Write out every entry word for word.

Collection entries
§

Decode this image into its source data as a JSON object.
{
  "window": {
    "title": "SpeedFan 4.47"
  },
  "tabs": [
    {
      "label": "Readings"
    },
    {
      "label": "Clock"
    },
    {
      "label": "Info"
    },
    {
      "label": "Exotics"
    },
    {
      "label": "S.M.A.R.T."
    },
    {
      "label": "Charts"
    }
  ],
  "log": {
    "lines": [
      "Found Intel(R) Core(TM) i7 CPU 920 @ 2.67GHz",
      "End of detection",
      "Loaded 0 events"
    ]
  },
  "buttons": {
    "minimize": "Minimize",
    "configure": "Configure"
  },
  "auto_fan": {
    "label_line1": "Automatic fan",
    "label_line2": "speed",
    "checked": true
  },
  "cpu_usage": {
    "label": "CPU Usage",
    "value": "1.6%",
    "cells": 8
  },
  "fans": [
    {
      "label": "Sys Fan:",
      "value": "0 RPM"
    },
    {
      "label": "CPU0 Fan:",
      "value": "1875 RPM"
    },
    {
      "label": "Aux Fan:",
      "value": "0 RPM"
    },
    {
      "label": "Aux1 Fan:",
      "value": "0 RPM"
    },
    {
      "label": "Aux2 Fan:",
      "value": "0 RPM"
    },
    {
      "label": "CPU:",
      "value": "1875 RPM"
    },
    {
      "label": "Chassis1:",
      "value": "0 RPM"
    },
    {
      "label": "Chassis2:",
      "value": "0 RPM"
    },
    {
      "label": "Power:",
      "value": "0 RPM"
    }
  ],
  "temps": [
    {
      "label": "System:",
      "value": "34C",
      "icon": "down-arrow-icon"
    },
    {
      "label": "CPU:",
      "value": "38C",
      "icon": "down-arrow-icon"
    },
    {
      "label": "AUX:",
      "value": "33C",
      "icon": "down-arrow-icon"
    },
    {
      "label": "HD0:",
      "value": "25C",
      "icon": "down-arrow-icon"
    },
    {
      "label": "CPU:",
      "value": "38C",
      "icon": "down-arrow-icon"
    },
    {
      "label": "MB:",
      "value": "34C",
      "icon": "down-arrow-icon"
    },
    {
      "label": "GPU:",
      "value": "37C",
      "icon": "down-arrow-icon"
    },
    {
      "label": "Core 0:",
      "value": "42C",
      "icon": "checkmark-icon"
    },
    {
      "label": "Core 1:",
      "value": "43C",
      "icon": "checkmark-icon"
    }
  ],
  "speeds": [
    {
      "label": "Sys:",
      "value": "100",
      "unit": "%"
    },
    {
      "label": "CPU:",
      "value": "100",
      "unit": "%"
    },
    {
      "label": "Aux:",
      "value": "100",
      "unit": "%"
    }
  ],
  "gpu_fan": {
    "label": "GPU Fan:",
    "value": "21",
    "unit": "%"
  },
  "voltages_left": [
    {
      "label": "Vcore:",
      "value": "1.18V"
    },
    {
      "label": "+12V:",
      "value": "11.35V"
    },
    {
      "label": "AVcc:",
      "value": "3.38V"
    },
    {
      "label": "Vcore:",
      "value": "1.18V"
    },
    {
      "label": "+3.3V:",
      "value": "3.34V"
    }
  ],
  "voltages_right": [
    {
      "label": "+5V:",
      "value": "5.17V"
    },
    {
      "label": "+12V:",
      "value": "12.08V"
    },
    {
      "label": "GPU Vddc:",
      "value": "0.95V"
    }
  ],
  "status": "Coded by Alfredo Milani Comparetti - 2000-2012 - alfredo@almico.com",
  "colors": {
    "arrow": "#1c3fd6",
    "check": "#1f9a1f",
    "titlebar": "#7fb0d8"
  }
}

§

* [SOLVED PROBLEM]
Decode this image into its source data as a JSON object.
{
  "window": {
    "title": "SpeedFan 4.47"
  },
  "tabs": [
    {
      "label": "Readings"
    },
    {
      "label": "Clock"
    },
    {
      "label": "Info"
    },
    {
      "label": "Exotics"
    },
    {
      "label": "S.M.A.R.T."
    },
    {
      "label": "Charts"
    }
  ],
  "log": {
    "lines": [
      "Found Intel(R) Core(TM) i7 CPU 920 @ 2.67GHz",
      "End of detection",
      "Loaded 0 events"
    ]
  },
  "buttons": {
    "minimize": "Minimize",
    "configure": "Configure"
  },
  "auto_fan": {
    "label_line1": "Automatic fan",
    "label_line2": "speed",
    "checked": true
  },
  "cpu_usage": {
    "label": "CPU Usage",
    "value": "1.6%",
    "cells": 8
  },
  "fans": [
    {
      "label": "Sys Fan:",
      "value": "0 RPM"
    },
    {
      "label": "CPU0 Fan:",
      "value": "1875 RPM"
    },
    {
      "label": "Aux Fan:",
      "value": "0 RPM"
    },
    {
      "label": "Aux1 Fan:",
      "value": "0 RPM"
    },
    {
      "label": "Aux2 Fan:",
      "value": "0 RPM"
    },
    {
      "label": "CPU:",
      "value": "1875 RPM"
    },
    {
      "label": "Chassis1:",
      "value": "0 RPM"
    },
    {
      "label": "Chassis2:",
      "value": "0 RPM"
    },
    {
      "label": "Power:",
      "value": "0 RPM"
    }
  ],
  "temps": [
    {
      "label": "System:",
      "value": "34C",
      "icon": "down-arrow-icon"
    },
    {
      "label": "CPU:",
      "value": "38C",
      "icon": "down-arrow-icon"
    },
    {
      "label": "AUX:",
      "value": "33C",
      "icon": "down-arrow-icon"
    },
    {
      "label": "HD0:",
      "value": "25C",
      "icon": "down-arrow-icon"
    },
    {
      "label": "CPU:",
      "value": "38C",
      "icon": "down-arrow-icon"
    },
    {
      "label": "MB:",
      "value": "34C",
      "icon": "down-arrow-icon"
    },
    {
      "label": "GPU:",
      "value": "37C",
      "icon": "down-arrow-icon"
    },
    {
      "label": "Core 0:",
      "value": "42C",
      "icon": "checkmark-icon"
    },
    {
      "label": "Core 1:",
      "value": "43C",
      "icon": "checkmark-icon"
    }
  ],
  "speeds": [
    {
      "label": "Sys:",
      "value": "100",
      "unit": "%"
    },
    {
      "label": "CPU:",
      "value": "100",
      "unit": "%"
    },
    {
      "label": "Aux:",
      "value": "100",
      "unit": "%"
    }
  ],
  "gpu_fan": {
    "label": "GPU Fan:",
    "value": "21",
    "unit": "%"
  },
  "voltages_left": [
    {
      "label": "Vcore:",
      "value": "1.18V"
    },
    {
      "label": "+12V:",
      "value": "11.35V"
    },
    {
      "label": "AVcc:",
      "value": "3.38V"
    },
    {
      "label": "Vcore:",
      "value": "1.18V"
    },
    {
      "label": "+3.3V:",
      "value": "3.34V"
    }
  ],
  "voltages_right": [
    {
      "label": "+5V:",
      "value": "5.17V"
    },
    {
      "label": "+12V:",
      "value": "12.08V"
    },
    {
      "label": "GPU Vddc:",
      "value": "0.95V"
    }
  ],
  "status": "Coded by Alfredo Milani Comparetti - 2000-2012 - alfredo@almico.com",
  "colors": {
    "arrow": "#1c3fd6",
    "check": "#1f9a1f",
    "titlebar": "#7fb0d8"
  }
}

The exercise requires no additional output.